INSTRUCTIONS FOR THE TASK:
Only the lines holding the string "name" are needed. Copy each one.

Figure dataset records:

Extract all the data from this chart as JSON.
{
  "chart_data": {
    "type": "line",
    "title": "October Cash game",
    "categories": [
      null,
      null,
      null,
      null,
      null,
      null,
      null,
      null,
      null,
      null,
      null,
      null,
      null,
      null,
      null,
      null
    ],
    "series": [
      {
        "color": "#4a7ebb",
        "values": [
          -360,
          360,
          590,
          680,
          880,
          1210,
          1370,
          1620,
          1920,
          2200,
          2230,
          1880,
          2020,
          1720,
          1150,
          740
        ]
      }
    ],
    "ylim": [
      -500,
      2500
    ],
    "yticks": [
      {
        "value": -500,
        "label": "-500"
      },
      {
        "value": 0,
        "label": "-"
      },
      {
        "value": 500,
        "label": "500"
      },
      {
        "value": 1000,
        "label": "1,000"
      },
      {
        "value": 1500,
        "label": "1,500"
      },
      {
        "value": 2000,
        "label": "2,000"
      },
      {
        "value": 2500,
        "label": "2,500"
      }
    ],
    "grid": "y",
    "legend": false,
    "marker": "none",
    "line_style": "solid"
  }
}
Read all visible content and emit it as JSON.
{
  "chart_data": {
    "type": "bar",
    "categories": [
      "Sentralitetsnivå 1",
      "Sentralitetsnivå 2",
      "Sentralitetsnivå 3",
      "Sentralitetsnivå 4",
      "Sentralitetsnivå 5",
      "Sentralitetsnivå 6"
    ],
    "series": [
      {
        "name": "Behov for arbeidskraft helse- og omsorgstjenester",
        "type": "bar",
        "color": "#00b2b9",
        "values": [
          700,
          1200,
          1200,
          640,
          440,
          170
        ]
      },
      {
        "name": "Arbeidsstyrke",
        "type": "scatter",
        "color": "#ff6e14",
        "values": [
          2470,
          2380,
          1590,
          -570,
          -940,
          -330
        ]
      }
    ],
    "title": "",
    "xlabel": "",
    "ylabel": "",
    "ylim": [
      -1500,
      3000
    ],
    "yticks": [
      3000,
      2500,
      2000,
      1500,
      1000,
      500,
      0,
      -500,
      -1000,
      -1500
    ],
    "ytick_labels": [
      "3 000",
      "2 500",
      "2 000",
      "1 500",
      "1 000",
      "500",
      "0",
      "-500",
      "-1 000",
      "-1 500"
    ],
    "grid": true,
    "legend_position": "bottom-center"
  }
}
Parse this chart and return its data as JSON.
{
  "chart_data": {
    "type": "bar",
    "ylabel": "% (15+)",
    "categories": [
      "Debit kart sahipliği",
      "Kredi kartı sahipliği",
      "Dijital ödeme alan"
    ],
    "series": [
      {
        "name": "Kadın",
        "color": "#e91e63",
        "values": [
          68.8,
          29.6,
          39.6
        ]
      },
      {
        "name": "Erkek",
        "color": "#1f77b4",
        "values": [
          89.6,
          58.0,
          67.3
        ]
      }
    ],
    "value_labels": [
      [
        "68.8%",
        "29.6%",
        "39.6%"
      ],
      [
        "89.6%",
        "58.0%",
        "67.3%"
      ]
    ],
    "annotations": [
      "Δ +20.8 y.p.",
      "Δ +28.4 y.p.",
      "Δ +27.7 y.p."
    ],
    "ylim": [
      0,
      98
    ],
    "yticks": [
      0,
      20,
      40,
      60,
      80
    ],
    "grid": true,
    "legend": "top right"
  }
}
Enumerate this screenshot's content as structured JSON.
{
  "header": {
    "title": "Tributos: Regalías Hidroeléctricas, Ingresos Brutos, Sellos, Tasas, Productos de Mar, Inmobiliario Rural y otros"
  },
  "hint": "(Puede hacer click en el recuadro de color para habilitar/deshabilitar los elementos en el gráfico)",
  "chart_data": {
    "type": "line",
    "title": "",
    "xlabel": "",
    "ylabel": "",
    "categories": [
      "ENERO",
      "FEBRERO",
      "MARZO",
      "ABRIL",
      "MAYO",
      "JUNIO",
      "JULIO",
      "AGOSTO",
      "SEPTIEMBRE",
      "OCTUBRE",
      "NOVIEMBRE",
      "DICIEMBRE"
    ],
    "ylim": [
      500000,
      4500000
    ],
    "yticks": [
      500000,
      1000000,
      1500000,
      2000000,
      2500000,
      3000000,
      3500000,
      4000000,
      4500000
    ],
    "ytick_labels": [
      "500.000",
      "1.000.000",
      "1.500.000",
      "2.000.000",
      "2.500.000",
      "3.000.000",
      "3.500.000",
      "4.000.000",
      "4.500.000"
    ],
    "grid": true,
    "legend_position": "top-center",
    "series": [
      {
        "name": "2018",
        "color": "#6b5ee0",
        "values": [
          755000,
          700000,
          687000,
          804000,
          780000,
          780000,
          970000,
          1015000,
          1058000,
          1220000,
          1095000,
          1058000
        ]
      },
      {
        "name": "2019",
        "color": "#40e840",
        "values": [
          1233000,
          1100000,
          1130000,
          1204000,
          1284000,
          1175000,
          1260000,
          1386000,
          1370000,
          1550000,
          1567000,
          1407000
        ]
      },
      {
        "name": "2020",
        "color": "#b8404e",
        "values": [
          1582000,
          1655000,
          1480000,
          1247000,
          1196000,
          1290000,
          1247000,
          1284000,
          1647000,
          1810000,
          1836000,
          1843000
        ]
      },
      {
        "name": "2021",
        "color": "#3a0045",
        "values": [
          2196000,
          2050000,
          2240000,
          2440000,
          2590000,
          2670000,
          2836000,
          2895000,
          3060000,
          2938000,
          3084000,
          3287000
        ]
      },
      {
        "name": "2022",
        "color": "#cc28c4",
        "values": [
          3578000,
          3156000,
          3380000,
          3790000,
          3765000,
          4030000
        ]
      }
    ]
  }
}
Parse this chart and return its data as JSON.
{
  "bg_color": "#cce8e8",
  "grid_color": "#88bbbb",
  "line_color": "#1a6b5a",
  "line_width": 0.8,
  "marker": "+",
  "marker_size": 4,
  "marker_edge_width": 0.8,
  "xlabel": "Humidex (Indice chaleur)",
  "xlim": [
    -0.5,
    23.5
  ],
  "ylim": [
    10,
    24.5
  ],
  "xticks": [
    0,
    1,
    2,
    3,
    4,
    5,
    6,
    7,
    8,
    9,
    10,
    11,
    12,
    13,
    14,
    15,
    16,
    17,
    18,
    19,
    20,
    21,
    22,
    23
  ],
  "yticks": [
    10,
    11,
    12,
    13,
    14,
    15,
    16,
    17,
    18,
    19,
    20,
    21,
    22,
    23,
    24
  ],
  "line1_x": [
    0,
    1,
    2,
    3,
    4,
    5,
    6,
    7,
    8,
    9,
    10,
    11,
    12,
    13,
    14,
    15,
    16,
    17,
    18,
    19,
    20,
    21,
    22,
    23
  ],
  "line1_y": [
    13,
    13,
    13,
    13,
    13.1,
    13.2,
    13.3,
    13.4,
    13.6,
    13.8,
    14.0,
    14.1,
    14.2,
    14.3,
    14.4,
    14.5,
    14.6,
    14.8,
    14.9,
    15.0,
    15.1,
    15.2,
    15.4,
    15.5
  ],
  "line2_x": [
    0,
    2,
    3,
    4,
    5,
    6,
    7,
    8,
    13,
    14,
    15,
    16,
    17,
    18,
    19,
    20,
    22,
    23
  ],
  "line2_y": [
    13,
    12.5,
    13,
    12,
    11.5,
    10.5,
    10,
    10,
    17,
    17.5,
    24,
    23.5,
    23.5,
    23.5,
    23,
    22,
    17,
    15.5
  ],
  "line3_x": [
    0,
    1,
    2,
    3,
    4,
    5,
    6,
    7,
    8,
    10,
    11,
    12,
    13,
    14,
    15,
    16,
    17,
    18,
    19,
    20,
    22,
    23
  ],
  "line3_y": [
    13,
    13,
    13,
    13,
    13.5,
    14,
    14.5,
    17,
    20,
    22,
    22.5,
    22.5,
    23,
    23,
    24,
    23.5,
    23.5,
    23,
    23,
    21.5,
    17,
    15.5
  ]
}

SOLUTION TO THE PROBLEM:
        "name": "Behov for arbeidskraft helse- og omsorgstjenester",
        "name": "Arbeidsstyrke",
        "name": "Kadın",
        "name": "Erkek",
        "name": "2018",
        "name": "2019",
        "name": "2020",
        "name": "2021",
        "name": "2022",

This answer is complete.